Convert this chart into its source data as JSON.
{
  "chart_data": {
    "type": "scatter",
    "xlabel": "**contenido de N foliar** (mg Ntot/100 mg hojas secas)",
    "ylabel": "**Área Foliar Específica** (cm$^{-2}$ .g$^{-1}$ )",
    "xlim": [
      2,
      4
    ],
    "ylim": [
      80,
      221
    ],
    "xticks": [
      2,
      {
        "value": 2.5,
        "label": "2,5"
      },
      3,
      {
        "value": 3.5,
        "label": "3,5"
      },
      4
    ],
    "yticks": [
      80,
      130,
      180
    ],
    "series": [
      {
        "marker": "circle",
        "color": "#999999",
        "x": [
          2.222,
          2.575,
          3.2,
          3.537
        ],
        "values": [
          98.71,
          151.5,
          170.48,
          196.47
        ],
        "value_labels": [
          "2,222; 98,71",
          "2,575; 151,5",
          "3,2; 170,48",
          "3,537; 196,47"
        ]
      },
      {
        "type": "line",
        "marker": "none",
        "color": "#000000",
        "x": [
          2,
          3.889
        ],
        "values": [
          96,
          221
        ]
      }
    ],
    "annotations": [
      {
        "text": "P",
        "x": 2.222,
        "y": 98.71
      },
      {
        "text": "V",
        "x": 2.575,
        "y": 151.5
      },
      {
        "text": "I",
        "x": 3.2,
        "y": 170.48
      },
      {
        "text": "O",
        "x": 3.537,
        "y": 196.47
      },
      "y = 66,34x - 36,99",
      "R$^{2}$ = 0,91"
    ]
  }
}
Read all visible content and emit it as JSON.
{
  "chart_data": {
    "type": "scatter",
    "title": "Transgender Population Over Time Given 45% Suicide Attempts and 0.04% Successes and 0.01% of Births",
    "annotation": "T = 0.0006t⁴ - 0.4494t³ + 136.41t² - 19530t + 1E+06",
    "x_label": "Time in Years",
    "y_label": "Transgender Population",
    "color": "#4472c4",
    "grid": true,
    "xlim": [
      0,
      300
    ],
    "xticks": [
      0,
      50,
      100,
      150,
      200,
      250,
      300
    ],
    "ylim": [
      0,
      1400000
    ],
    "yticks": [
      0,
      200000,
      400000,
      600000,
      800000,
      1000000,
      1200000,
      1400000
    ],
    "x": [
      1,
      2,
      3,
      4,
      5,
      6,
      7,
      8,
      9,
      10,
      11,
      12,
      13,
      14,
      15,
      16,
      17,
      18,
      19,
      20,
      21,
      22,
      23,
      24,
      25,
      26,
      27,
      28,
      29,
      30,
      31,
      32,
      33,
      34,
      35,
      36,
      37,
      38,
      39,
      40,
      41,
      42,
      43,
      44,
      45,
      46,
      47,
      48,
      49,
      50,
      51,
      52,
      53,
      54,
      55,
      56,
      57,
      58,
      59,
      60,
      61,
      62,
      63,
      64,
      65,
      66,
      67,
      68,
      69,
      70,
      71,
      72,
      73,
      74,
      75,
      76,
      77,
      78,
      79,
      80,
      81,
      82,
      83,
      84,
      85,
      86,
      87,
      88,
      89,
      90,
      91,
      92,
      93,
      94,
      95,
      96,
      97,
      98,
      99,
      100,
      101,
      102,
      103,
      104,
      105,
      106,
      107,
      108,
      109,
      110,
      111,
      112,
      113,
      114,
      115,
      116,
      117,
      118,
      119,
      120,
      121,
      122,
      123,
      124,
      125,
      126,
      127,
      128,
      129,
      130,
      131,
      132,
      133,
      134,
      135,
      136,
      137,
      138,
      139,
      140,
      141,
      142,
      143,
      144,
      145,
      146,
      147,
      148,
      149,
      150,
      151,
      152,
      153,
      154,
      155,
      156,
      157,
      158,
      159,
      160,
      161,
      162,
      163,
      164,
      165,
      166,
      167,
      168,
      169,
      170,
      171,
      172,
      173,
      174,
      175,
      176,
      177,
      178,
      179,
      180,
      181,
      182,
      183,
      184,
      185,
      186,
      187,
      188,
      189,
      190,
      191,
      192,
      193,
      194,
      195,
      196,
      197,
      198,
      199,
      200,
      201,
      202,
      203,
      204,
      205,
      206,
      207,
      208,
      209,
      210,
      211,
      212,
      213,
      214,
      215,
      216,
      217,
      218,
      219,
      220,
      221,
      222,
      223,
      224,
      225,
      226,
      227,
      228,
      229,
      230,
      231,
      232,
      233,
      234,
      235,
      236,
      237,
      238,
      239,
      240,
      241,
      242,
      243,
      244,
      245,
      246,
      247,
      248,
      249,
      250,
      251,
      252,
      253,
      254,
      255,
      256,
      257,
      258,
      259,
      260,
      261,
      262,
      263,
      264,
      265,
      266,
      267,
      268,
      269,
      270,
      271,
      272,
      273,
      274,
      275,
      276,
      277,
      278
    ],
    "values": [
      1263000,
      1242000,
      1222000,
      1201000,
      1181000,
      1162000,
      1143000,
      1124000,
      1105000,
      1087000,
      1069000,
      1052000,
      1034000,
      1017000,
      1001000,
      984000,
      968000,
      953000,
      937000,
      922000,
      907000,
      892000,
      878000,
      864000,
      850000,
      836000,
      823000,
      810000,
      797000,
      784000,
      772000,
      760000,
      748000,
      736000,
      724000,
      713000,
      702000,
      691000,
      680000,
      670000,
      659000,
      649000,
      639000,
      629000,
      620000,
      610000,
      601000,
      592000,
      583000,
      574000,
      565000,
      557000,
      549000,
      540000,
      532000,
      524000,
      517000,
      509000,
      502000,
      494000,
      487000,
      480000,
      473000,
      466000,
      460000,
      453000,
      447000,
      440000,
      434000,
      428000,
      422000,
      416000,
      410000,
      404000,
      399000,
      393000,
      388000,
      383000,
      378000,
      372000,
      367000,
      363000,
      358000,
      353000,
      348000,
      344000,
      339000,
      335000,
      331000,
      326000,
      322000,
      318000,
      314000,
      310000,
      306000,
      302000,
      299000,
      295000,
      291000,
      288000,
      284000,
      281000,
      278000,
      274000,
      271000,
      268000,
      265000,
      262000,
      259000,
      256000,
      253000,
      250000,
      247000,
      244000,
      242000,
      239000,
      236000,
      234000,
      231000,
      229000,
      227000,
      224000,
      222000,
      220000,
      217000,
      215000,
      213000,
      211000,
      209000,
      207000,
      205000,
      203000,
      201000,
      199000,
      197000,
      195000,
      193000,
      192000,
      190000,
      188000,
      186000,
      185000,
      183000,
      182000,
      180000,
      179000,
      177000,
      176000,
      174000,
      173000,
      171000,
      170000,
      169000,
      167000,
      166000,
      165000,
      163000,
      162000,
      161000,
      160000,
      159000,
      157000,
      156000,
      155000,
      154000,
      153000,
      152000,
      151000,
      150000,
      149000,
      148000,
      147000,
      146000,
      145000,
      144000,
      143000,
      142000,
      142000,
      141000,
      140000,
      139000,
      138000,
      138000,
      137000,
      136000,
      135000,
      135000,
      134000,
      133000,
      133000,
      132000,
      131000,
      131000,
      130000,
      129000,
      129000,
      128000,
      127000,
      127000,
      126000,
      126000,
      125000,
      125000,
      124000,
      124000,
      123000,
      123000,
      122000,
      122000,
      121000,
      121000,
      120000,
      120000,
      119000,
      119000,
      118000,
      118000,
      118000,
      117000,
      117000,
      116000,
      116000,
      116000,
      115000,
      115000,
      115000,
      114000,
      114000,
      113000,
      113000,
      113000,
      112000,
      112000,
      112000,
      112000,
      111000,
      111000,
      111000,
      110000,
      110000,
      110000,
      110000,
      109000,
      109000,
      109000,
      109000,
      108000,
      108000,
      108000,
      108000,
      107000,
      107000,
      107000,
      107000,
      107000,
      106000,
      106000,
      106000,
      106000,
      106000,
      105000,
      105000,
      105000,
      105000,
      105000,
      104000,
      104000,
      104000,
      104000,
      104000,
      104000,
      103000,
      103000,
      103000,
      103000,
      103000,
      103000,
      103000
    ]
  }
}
——
**Task:** List every line above that holds the word "Transgender".

**Exercise solution:**
    "title": "Transgender Population Over Time Given 45% Suicide Attempts and 0.04% Successes and 0.01% of Births",
    "y_label": "Transgender Population",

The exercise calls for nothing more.